* Begin *

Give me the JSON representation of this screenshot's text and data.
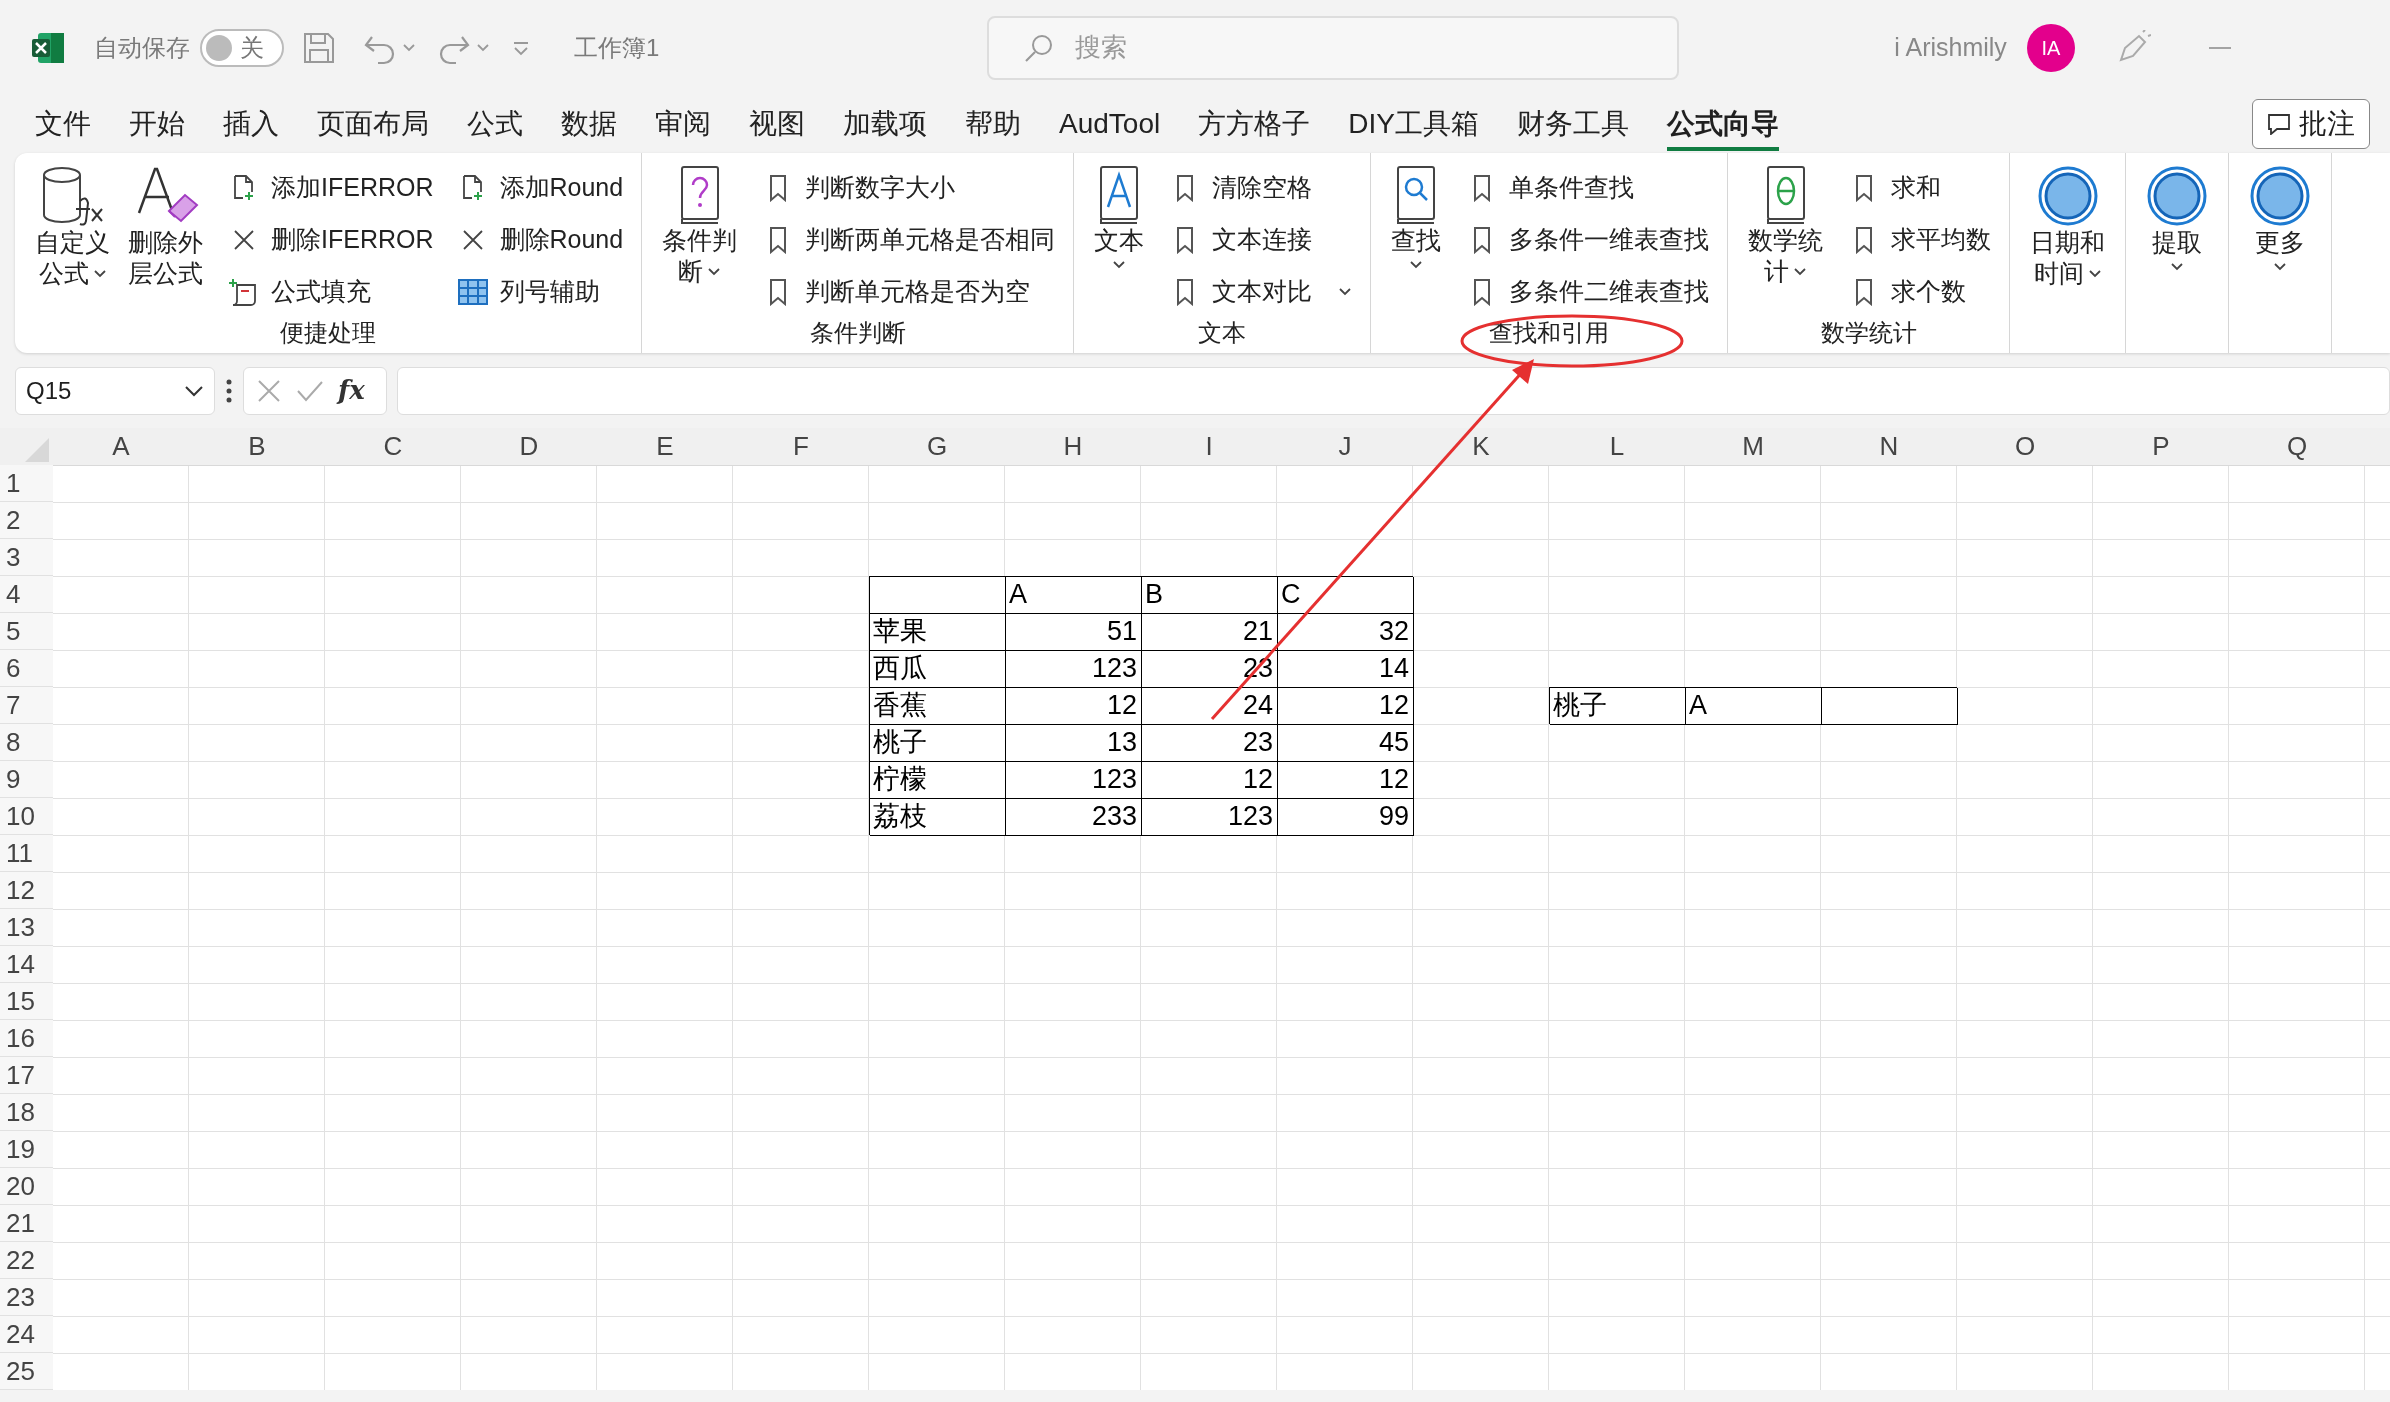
{
  "title_bar": {
    "autosave_label": "自动保存",
    "autosave_toggle": {
      "label": "关",
      "on": false
    },
    "workbook": "工作簿1",
    "search": {
      "placeholder": "搜索"
    },
    "user": "i Arishmily",
    "avatar": "IA"
  },
  "menu_tabs": [
    {
      "label": "文件",
      "selected": false
    },
    {
      "label": "开始",
      "selected": false
    },
    {
      "label": "插入",
      "selected": false
    },
    {
      "label": "页面布局",
      "selected": false
    },
    {
      "label": "公式",
      "selected": false
    },
    {
      "label": "数据",
      "selected": false
    },
    {
      "label": "审阅",
      "selected": false
    },
    {
      "label": "视图",
      "selected": false
    },
    {
      "label": "加载项",
      "selected": false
    },
    {
      "label": "帮助",
      "selected": false
    },
    {
      "label": "AudTool",
      "selected": false
    },
    {
      "label": "方方格子",
      "selected": false
    },
    {
      "label": "DIY工具箱",
      "selected": false
    },
    {
      "label": "财务工具",
      "selected": false
    },
    {
      "label": "公式向导",
      "selected": true
    }
  ],
  "comment_button": "批注",
  "ribbon": [
    {
      "label": "便捷处理",
      "large": [
        {
          "kind": "cylinder",
          "lines": [
            "自定义",
            "公式"
          ],
          "dropdown": true
        },
        {
          "kind": "eraser",
          "lines": [
            "删除外",
            "层公式"
          ],
          "dropdown": false
        }
      ],
      "columns": [
        [
          {
            "kind": "doc-plus",
            "label": "添加IFERROR",
            "dropdown": false
          },
          {
            "kind": "cross",
            "label": "删除IFERROR",
            "dropdown": false
          },
          {
            "kind": "fill",
            "label": "公式填充",
            "dropdown": false
          }
        ],
        [
          {
            "kind": "doc-plus",
            "label": "添加Round",
            "dropdown": false
          },
          {
            "kind": "cross",
            "label": "删除Round",
            "dropdown": false
          },
          {
            "kind": "grid",
            "label": "列号辅助",
            "dropdown": false
          }
        ]
      ]
    },
    {
      "label": "条件判断",
      "large": [
        {
          "kind": "question-book",
          "lines": [
            "条件判",
            "断"
          ],
          "dropdown": true
        }
      ],
      "columns": [
        [
          {
            "kind": "bookmark",
            "label": "判断数字大小",
            "dropdown": false
          },
          {
            "kind": "bookmark",
            "label": "判断两单元格是否相同",
            "dropdown": false
          },
          {
            "kind": "bookmark",
            "label": "判断单元格是否为空",
            "dropdown": false
          }
        ]
      ]
    },
    {
      "label": "文本",
      "large": [
        {
          "kind": "a-book",
          "lines": [
            "文本"
          ],
          "dropdown": true
        }
      ],
      "columns": [
        [
          {
            "kind": "bookmark",
            "label": "清除空格",
            "dropdown": false
          },
          {
            "kind": "bookmark",
            "label": "文本连接",
            "dropdown": false
          },
          {
            "kind": "bookmark",
            "label": "文本对比",
            "dropdown": true
          }
        ]
      ]
    },
    {
      "label": "查找和引用",
      "large": [
        {
          "kind": "search-book",
          "lines": [
            "查找"
          ],
          "dropdown": true
        }
      ],
      "columns": [
        [
          {
            "kind": "bookmark",
            "label": "单条件查找",
            "dropdown": false
          },
          {
            "kind": "bookmark",
            "label": "多条件一维表查找",
            "dropdown": false
          },
          {
            "kind": "bookmark",
            "label": "多条件二维表查找",
            "dropdown": false
          }
        ]
      ]
    },
    {
      "label": "数学统计",
      "large": [
        {
          "kind": "theta-book",
          "lines": [
            "数学统",
            "计"
          ],
          "dropdown": true
        }
      ],
      "columns": [
        [
          {
            "kind": "bookmark",
            "label": "求和",
            "dropdown": false
          },
          {
            "kind": "bookmark",
            "label": "求平均数",
            "dropdown": false
          },
          {
            "kind": "bookmark",
            "label": "求个数",
            "dropdown": false
          }
        ]
      ]
    },
    {
      "large": [
        {
          "kind": "circle",
          "lines": [
            "日期和",
            "时间"
          ],
          "dropdown": true
        }
      ]
    },
    {
      "large": [
        {
          "kind": "circle",
          "lines": [
            "提取"
          ],
          "dropdown": true
        }
      ]
    },
    {
      "large": [
        {
          "kind": "circle",
          "lines": [
            "更多"
          ],
          "dropdown": true
        }
      ]
    }
  ],
  "formula_bar": {
    "name_box": "Q15",
    "fx": "fx"
  },
  "sheet": {
    "columns": [
      "A",
      "B",
      "C",
      "D",
      "E",
      "F",
      "G",
      "H",
      "I",
      "J",
      "K",
      "L",
      "M",
      "N",
      "O",
      "P",
      "Q"
    ],
    "rows": [
      "1",
      "2",
      "3",
      "4",
      "5",
      "6",
      "7",
      "8",
      "9",
      "10",
      "11",
      "12",
      "13",
      "14",
      "15",
      "16",
      "17",
      "18",
      "19",
      "20",
      "21",
      "22",
      "23",
      "24",
      "25"
    ],
    "fruit_table": {
      "header": [
        "A",
        "B",
        "C"
      ],
      "rows": [
        {
          "label": "苹果",
          "values": [
            "51",
            "21",
            "32"
          ]
        },
        {
          "label": "西瓜",
          "values": [
            "123",
            "23",
            "14"
          ]
        },
        {
          "label": "香蕉",
          "values": [
            "12",
            "24",
            "12"
          ]
        },
        {
          "label": "桃子",
          "values": [
            "13",
            "23",
            "45"
          ]
        },
        {
          "label": "柠檬",
          "values": [
            "123",
            "12",
            "12"
          ]
        },
        {
          "label": "荔枝",
          "values": [
            "233",
            "123",
            "99"
          ]
        }
      ]
    },
    "lookup_row": {
      "label": "桃子",
      "column": "A"
    }
  }
}
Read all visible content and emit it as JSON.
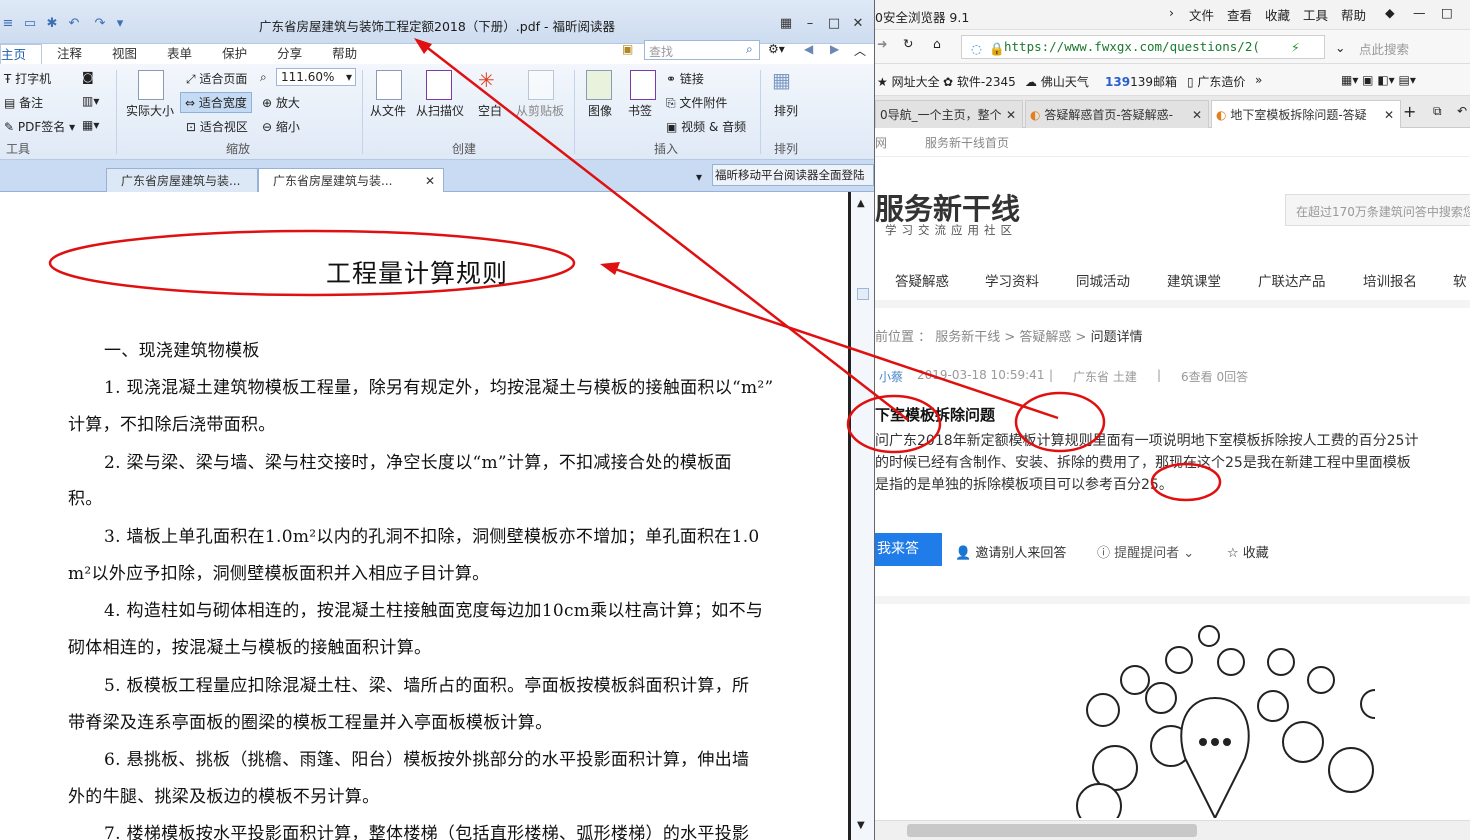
{
  "pdf": {
    "title": "广东省房屋建筑与装饰工程定额2018（下册）.pdf - 福昕阅读器",
    "menu_tabs": [
      "主页",
      "注释",
      "视图",
      "表单",
      "保护",
      "分享",
      "帮助"
    ],
    "search_placeholder": "查找",
    "ribbon": {
      "tools": [
        "打字机",
        "备注",
        "PDF签名"
      ],
      "tools_group": "工具",
      "actual_size": "实际大小",
      "fit_page": "适合页面",
      "fit_width": "适合宽度",
      "fit_area": "适合视区",
      "zoom_value": "111.60%",
      "zoom_in": "放大",
      "zoom_out": "缩小",
      "zoom_group": "缩放",
      "from_file": "从文件",
      "from_scanner": "从扫描仪",
      "blank": "空白",
      "from_clipboard": "从剪贴板",
      "create_group": "创建",
      "image": "图像",
      "bookmark": "书签",
      "link": "链接",
      "attachment": "文件附件",
      "video_audio": "视频 & 音频",
      "insert_group": "插入",
      "arrange": "排列",
      "arrange_group": "排列"
    },
    "doc_tabs": [
      "广东省房屋建筑与装...",
      "广东省房屋建筑与装..."
    ],
    "promo": "福昕移动平台阅读器全面登陆",
    "page": {
      "heading": "工程量计算规则",
      "lines": [
        "一、现浇建筑物模板",
        "1. 现浇混凝土建筑物模板工程量，除另有规定外，均按混凝土与模板的接触面积以“m²”",
        "计算，不扣除后浇带面积。",
        "2. 梁与梁、梁与墙、梁与柱交接时，净空长度以“m”计算，不扣减接合处的模板面",
        "积。",
        "3. 墙板上单孔面积在1.0m²以内的孔洞不扣除，洞侧壁模板亦不增加；单孔面积在1.0",
        "m²以外应予扣除，洞侧壁模板面积并入相应子目计算。",
        "4. 构造柱如与砌体相连的，按混凝土柱接触面宽度每边加10cm乘以柱高计算；如不与",
        "砌体相连的，按混凝土与模板的接触面积计算。",
        "5. 板模板工程量应扣除混凝土柱、梁、墙所占的面积。亭面板按模板斜面积计算，所",
        "带脊梁及连系亭面板的圈梁的模板工程量并入亭面板模板计算。",
        "6. 悬挑板、挑板（挑檐、雨篷、阳台）模板按外挑部分的水平投影面积计算，伸出墙",
        "外的牛腿、挑梁及板边的模板不另计算。",
        "7. 楼梯模板按水平投影面积计算，整体楼梯（包括直形楼梯、弧形楼梯）的水平投影"
      ]
    }
  },
  "browser": {
    "title": "0安全浏览器 9.1",
    "menus": [
      "文件",
      "查看",
      "收藏",
      "工具",
      "帮助"
    ],
    "url": "https://www.fwxgx.com/questions/2(",
    "search_placeholder": "点此搜索",
    "bookmarks": [
      "网址大全",
      "软件-2345",
      "佛山天气",
      "139邮箱",
      "广东造价"
    ],
    "tabs": [
      "0导航_一个主页，整个",
      "答疑解惑首页-答疑解惑-",
      "地下室模板拆除问题-答疑"
    ],
    "site": {
      "top_links": [
        "网",
        "服务新干线首页"
      ],
      "logo": "服务新干线",
      "slogan": "学习交流应用社区",
      "search_placeholder": "在超过170万条建筑问答中搜索您",
      "nav": [
        "答疑解惑",
        "学习资料",
        "同城活动",
        "建筑课堂",
        "广联达产品",
        "培训报名",
        "软"
      ],
      "breadcrumb": "前位置 ： 服务新干线 > 答疑解惑 > ",
      "breadcrumb_current": "问题详情",
      "author": "小蔡",
      "time": "2019-03-18 10:59:41",
      "region": "广东省  土建",
      "stats": "6查看  0回答",
      "question_title": "下室模板拆除问题",
      "question_lines": [
        "问广东2018年新定额模板计算规则里面有一项说明地下室模板拆除按人工费的百分25计",
        "的时候已经有含制作、安装、拆除的费用了，那现在这个25是我在新建工程中里面模板",
        "是指的是单独的拆除模板项目可以参考百分25。"
      ],
      "answer_btn": "我来答",
      "invite": "邀请别人来回答",
      "remind": "提醒提问者",
      "favorite": "收藏"
    }
  },
  "colors": {
    "annotation": "#e01010",
    "accent": "#1f7ce8",
    "ribbon": "#dfe9f6"
  }
}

* End *

● **Short problem**: Look through the material and copy each line that has "答疑解惑".

● **Task result**:
      "答疑解惑首页-答疑解惑-",
        "答疑解惑",
      "breadcrumb": "前位置 ： 服务新干线 > 答疑解惑 > ",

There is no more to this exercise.